**EXERCISE MATERIAL**
Start of Block
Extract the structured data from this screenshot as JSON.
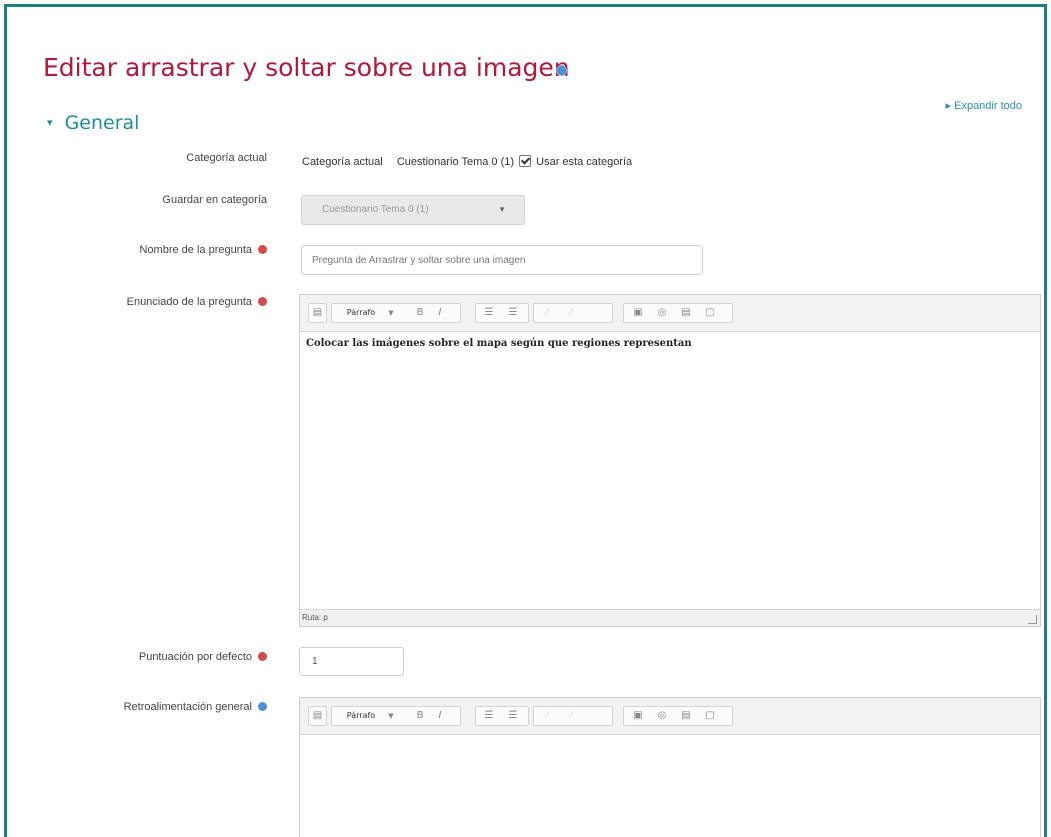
{
  "page": {
    "title": "Editar arrastrar y soltar sobre una imagen",
    "expand_all": "Expandir todo"
  },
  "section": {
    "title": "General"
  },
  "fields": {
    "categoria_actual": {
      "label": "Categoría actual",
      "text_1": "Categoría actual",
      "text_2": "Cuestionario Tema 0 (1)",
      "checkbox_label": "Usar esta categoría",
      "checkbox_checked": true
    },
    "guardar_en_categoria": {
      "label": "Guardar en categoría",
      "selected": "Cuestionario Tema 0 (1)"
    },
    "nombre_pregunta": {
      "label": "Nombre de la pregunta",
      "value": "Pregunta de Arrastrar y soltar sobre una imagen"
    },
    "enunciado": {
      "label": "Enunciado de la pregunta",
      "toolbar": {
        "format": "Párrafo",
        "bold": "B",
        "italic": "I"
      },
      "content": "Colocar las imágenes sobre el mapa según que regiones representan",
      "status": "Ruta: p"
    },
    "puntuacion": {
      "label": "Puntuación por defecto",
      "value": "1"
    },
    "retroalimentacion": {
      "label": "Retroalimentación general",
      "toolbar": {
        "format": "Párrafo",
        "bold": "B",
        "italic": "I"
      },
      "content": ""
    }
  },
  "colors": {
    "frame_border": "#1b7f84",
    "title": "#b0193a",
    "section": "#1f8f97",
    "required": "#d14b4b",
    "info": "#4d8fd1"
  }
}
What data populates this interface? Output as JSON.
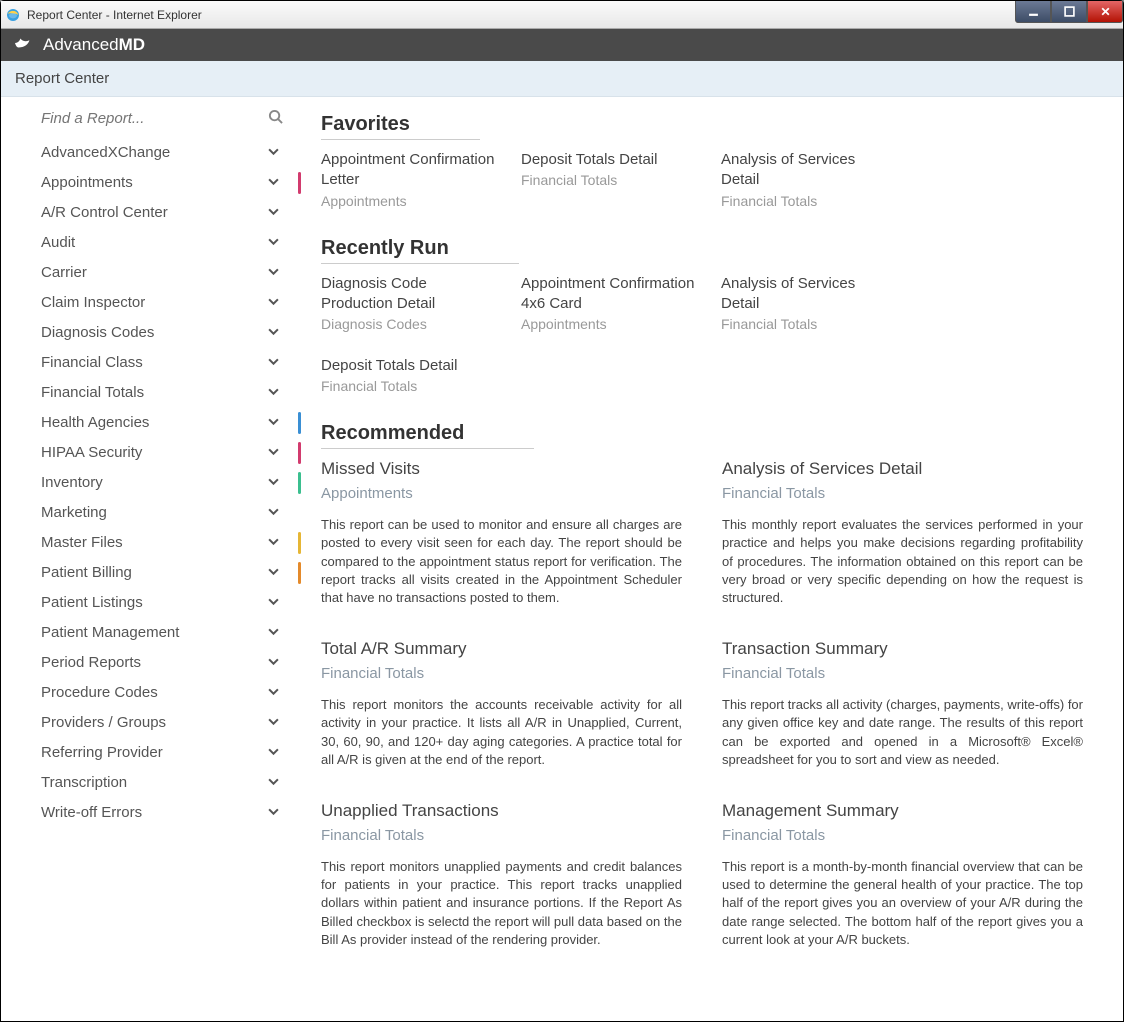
End of Block
**WHAT YOU ARE ASKED TO DO**
Restate the material word for word; no picture should appear in the copy.

**RESPONSE FOR THIS EXERCISE**
Extract the structured data from this screenshot as JSON.
{
  "page": {
    "title": "Editar arrastrar y soltar sobre una imagen",
    "expand_all": "Expandir todo"
  },
  "section": {
    "title": "General"
  },
  "fields": {
    "categoria_actual": {
      "label": "Categoría actual",
      "text_1": "Categoría actual",
      "text_2": "Cuestionario Tema 0 (1)",
      "checkbox_label": "Usar esta categoría",
      "checkbox_checked": true
    },
    "guardar_en_categoria": {
      "label": "Guardar en categoría",
      "selected": "Cuestionario Tema 0 (1)"
    },
    "nombre_pregunta": {
      "label": "Nombre de la pregunta",
      "value": "Pregunta de Arrastrar y soltar sobre una imagen"
    },
    "enunciado": {
      "label": "Enunciado de la pregunta",
      "toolbar": {
        "format": "Párrafo",
        "bold": "B",
        "italic": "I"
      },
      "content": "Colocar las imágenes sobre el mapa según que regiones representan",
      "status": "Ruta: p"
    },
    "puntuacion": {
      "label": "Puntuación por defecto",
      "value": "1"
    },
    "retroalimentacion": {
      "label": "Retroalimentación general",
      "toolbar": {
        "format": "Párrafo",
        "bold": "B",
        "italic": "I"
      },
      "content": ""
    }
  },
  "colors": {
    "frame_border": "#1b7f84",
    "title": "#b0193a",
    "section": "#1f8f97",
    "required": "#d14b4b",
    "info": "#4d8fd1"
  }
}
What data populates this interface? Output as JSON.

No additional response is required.